Dataset listings of figures
=======

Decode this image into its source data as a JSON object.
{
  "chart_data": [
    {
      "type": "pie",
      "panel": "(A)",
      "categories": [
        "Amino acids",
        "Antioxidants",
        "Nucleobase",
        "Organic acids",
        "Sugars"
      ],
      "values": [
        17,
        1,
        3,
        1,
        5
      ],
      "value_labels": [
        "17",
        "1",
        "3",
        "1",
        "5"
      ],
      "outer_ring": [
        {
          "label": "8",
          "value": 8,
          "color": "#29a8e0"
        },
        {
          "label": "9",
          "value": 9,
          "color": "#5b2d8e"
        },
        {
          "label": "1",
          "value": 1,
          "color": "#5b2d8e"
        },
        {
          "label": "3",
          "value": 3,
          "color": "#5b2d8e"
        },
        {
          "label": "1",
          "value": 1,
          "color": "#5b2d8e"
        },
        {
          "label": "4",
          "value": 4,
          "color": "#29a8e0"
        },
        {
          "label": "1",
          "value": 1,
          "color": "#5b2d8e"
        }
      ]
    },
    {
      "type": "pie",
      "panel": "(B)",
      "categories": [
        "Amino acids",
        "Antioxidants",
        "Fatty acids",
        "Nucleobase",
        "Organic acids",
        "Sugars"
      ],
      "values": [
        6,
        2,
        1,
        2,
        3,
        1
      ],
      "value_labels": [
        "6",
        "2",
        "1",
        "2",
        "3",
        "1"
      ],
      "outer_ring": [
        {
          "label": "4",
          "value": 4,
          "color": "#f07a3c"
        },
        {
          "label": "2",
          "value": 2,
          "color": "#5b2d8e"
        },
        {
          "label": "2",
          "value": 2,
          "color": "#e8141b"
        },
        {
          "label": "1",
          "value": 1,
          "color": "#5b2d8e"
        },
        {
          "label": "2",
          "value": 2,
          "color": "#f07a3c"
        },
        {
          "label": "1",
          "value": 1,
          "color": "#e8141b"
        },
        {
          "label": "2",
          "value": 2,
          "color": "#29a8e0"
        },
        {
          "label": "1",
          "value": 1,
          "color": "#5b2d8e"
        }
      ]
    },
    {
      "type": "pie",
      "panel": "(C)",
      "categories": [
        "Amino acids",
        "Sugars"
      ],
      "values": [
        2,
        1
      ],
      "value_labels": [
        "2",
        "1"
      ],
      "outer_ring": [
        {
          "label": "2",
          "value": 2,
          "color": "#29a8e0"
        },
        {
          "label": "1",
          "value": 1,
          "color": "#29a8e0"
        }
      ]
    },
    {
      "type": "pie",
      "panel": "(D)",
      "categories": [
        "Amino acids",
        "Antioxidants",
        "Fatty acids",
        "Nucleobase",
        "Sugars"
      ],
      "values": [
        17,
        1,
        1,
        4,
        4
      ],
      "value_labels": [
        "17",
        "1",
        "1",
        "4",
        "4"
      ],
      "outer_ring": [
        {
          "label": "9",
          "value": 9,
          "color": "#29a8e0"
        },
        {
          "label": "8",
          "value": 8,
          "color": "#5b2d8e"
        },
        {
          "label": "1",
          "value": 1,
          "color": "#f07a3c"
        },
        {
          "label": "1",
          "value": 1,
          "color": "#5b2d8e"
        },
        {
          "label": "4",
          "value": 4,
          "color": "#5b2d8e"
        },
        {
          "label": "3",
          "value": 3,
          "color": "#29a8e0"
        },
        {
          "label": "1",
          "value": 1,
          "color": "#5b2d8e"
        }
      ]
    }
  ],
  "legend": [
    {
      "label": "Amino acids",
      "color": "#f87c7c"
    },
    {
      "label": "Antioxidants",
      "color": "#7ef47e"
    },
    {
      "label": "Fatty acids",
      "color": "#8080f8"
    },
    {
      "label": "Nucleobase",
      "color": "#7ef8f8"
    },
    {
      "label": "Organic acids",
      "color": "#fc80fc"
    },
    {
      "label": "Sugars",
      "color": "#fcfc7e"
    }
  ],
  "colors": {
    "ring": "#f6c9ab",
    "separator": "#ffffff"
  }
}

=======

What to work on
Return all the data above once more, precisely as given.

Task solution
Decode this image into its source data as a JSON object.
{
  "chart_data": [
    {
      "type": "pie",
      "panel": "(A)",
      "categories": [
        "Amino acids",
        "Antioxidants",
        "Nucleobase",
        "Organic acids",
        "Sugars"
      ],
      "values": [
        17,
        1,
        3,
        1,
        5
      ],
      "value_labels": [
        "17",
        "1",
        "3",
        "1",
        "5"
      ],
      "outer_ring": [
        {
          "label": "8",
          "value": 8,
          "color": "#29a8e0"
        },
        {
          "label": "9",
          "value": 9,
          "color": "#5b2d8e"
        },
        {
          "label": "1",
          "value": 1,
          "color": "#5b2d8e"
        },
        {
          "label": "3",
          "value": 3,
          "color": "#5b2d8e"
        },
        {
          "label": "1",
          "value": 1,
          "color": "#5b2d8e"
        },
        {
          "label": "4",
          "value": 4,
          "color": "#29a8e0"
        },
        {
          "label": "1",
          "value": 1,
          "color": "#5b2d8e"
        }
      ]
    },
    {
      "type": "pie",
      "panel": "(B)",
      "categories": [
        "Amino acids",
        "Antioxidants",
        "Fatty acids",
        "Nucleobase",
        "Organic acids",
        "Sugars"
      ],
      "values": [
        6,
        2,
        1,
        2,
        3,
        1
      ],
      "value_labels": [
        "6",
        "2",
        "1",
        "2",
        "3",
        "1"
      ],
      "outer_ring": [
        {
          "label": "4",
          "value": 4,
          "color": "#f07a3c"
        },
        {
          "label": "2",
          "value": 2,
          "color": "#5b2d8e"
        },
        {
          "label": "2",
          "value": 2,
          "color": "#e8141b"
        },
        {
          "label": "1",
          "value": 1,
          "color": "#5b2d8e"
        },
        {
          "label": "2",
          "value": 2,
          "color": "#f07a3c"
        },
        {
          "label": "1",
          "value": 1,
          "color": "#e8141b"
        },
        {
          "label": "2",
          "value": 2,
          "color": "#29a8e0"
        },
        {
          "label": "1",
          "value": 1,
          "color": "#5b2d8e"
        }
      ]
    },
    {
      "type": "pie",
      "panel": "(C)",
      "categories": [
        "Amino acids",
        "Sugars"
      ],
      "values": [
        2,
        1
      ],
      "value_labels": [
        "2",
        "1"
      ],
      "outer_ring": [
        {
          "label": "2",
          "value": 2,
          "color": "#29a8e0"
        },
        {
          "label": "1",
          "value": 1,
          "color": "#29a8e0"
        }
      ]
    },
    {
      "type": "pie",
      "panel": "(D)",
      "categories": [
        "Amino acids",
        "Antioxidants",
        "Fatty acids",
        "Nucleobase",
        "Sugars"
      ],
      "values": [
        17,
        1,
        1,
        4,
        4
      ],
      "value_labels": [
        "17",
        "1",
        "1",
        "4",
        "4"
      ],
      "outer_ring": [
        {
          "label": "9",
          "value": 9,
          "color": "#29a8e0"
        },
        {
          "label": "8",
          "value": 8,
          "color": "#5b2d8e"
        },
        {
          "label": "1",
          "value": 1,
          "color": "#f07a3c"
        },
        {
          "label": "1",
          "value": 1,
          "color": "#5b2d8e"
        },
        {
          "label": "4",
          "value": 4,
          "color": "#5b2d8e"
        },
        {
          "label": "3",
          "value": 3,
          "color": "#29a8e0"
        },
        {
          "label": "1",
          "value": 1,
          "color": "#5b2d8e"
        }
      ]
    }
  ],
  "legend": [
    {
      "label": "Amino acids",
      "color": "#f87c7c"
    },
    {
      "label": "Antioxidants",
      "color": "#7ef47e"
    },
    {
      "label": "Fatty acids",
      "color": "#8080f8"
    },
    {
      "label": "Nucleobase",
      "color": "#7ef8f8"
    },
    {
      "label": "Organic acids",
      "color": "#fc80fc"
    },
    {
      "label": "Sugars",
      "color": "#fcfc7e"
    }
  ],
  "colors": {
    "ring": "#f6c9ab",
    "separator": "#ffffff"
  }
}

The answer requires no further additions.